Stored data
---------------

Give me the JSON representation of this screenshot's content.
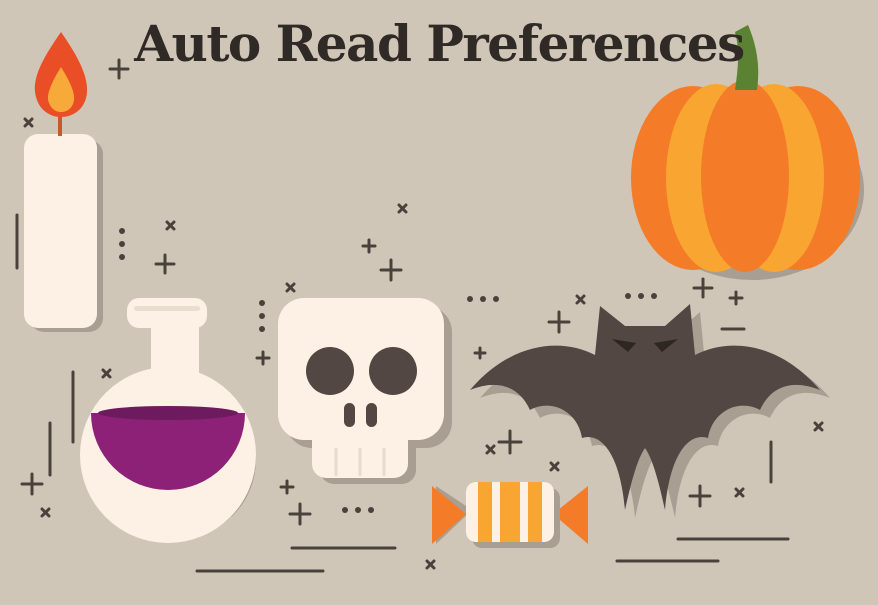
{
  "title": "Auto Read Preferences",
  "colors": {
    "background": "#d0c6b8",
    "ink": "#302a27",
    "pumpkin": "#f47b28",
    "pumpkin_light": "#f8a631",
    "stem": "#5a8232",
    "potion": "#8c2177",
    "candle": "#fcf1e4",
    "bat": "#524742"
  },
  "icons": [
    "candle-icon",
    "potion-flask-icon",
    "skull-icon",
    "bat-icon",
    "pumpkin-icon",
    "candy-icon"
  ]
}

---------------

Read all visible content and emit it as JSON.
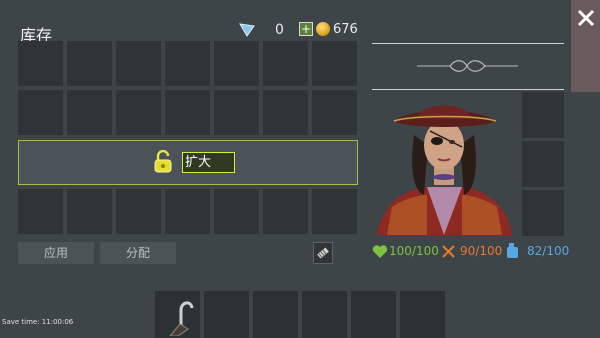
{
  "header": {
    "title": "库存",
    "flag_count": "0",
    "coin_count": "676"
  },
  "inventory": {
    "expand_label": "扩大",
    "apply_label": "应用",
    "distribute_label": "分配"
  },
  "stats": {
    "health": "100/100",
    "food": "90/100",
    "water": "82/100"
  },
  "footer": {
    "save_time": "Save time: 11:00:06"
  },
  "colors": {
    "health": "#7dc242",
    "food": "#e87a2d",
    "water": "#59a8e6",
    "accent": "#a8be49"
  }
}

---------------

Written instruction
Report all lines of the data that include the word "JSON".

Result of the task
Give me the JSON representation of this screenshot's content.
Read all visible content and emit it as JSON.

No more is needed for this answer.